Requirements >>
Output every line exactly as written. Leave out pictures.

===== Listed entries =====

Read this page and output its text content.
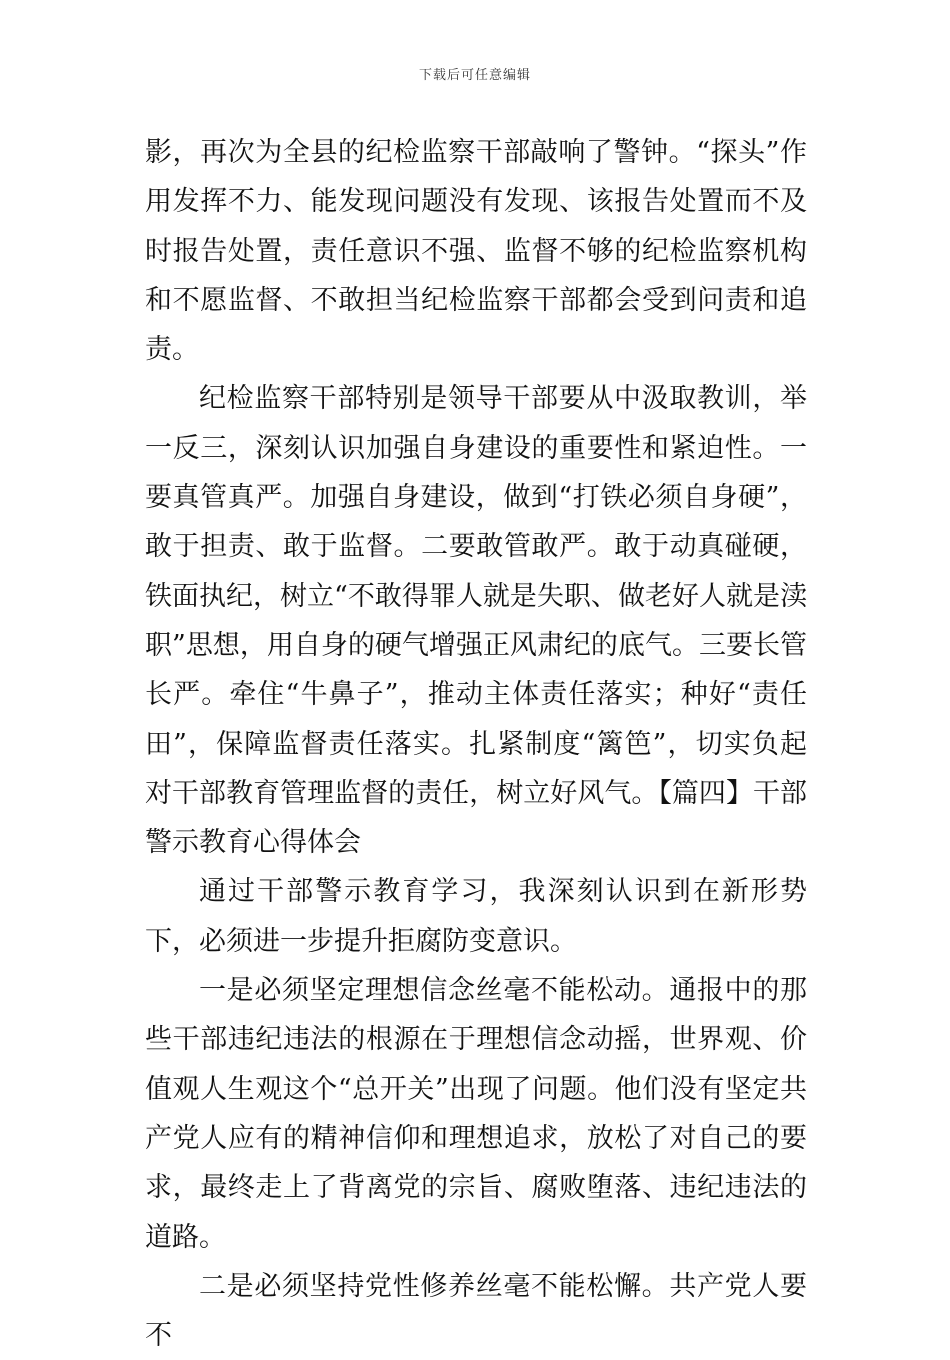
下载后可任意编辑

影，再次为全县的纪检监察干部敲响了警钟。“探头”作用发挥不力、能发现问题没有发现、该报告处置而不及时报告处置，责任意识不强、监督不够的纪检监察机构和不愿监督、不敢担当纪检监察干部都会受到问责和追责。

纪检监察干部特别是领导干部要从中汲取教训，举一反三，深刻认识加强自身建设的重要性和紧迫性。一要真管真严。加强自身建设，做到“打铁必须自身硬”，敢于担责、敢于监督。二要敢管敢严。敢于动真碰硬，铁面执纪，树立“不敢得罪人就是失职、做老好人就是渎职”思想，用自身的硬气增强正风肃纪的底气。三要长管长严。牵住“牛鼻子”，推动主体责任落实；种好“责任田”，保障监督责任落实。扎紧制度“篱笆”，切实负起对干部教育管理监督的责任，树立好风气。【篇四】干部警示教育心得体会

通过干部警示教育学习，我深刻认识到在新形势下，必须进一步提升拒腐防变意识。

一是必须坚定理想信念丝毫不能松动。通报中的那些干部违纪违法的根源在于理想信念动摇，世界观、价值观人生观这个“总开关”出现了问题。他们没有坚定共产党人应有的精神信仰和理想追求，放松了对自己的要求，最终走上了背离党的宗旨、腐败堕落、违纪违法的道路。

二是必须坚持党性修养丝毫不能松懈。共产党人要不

=====

Answer to this exercise >>
Read this page and output its text content.
下载后可任意编辑

影，再次为全县的纪检监察干部敲响了警钟。“探头”作用发挥不力、能发现问题没有发现、该报告处置而不及时报告处置，责任意识不强、监督不够的纪检监察机构和不愿监督、不敢担当纪检监察干部都会受到问责和追责。

纪检监察干部特别是领导干部要从中汲取教训，举一反三，深刻认识加强自身建设的重要性和紧迫性。一要真管真严。加强自身建设，做到“打铁必须自身硬”，敢于担责、敢于监督。二要敢管敢严。敢于动真碰硬，铁面执纪，树立“不敢得罪人就是失职、做老好人就是渎职”思想，用自身的硬气增强正风肃纪的底气。三要长管长严。牵住“牛鼻子”，推动主体责任落实；种好“责任田”，保障监督责任落实。扎紧制度“篱笆”，切实负起对干部教育管理监督的责任，树立好风气。【篇四】干部警示教育心得体会

通过干部警示教育学习，我深刻认识到在新形势下，必须进一步提升拒腐防变意识。

一是必须坚定理想信念丝毫不能松动。通报中的那些干部违纪违法的根源在于理想信念动摇，世界观、价值观人生观这个“总开关”出现了问题。他们没有坚定共产党人应有的精神信仰和理想追求，放松了对自己的要求，最终走上了背离党的宗旨、腐败堕落、违纪违法的道路。

二是必须坚持党性修养丝毫不能松懈。共产党人要不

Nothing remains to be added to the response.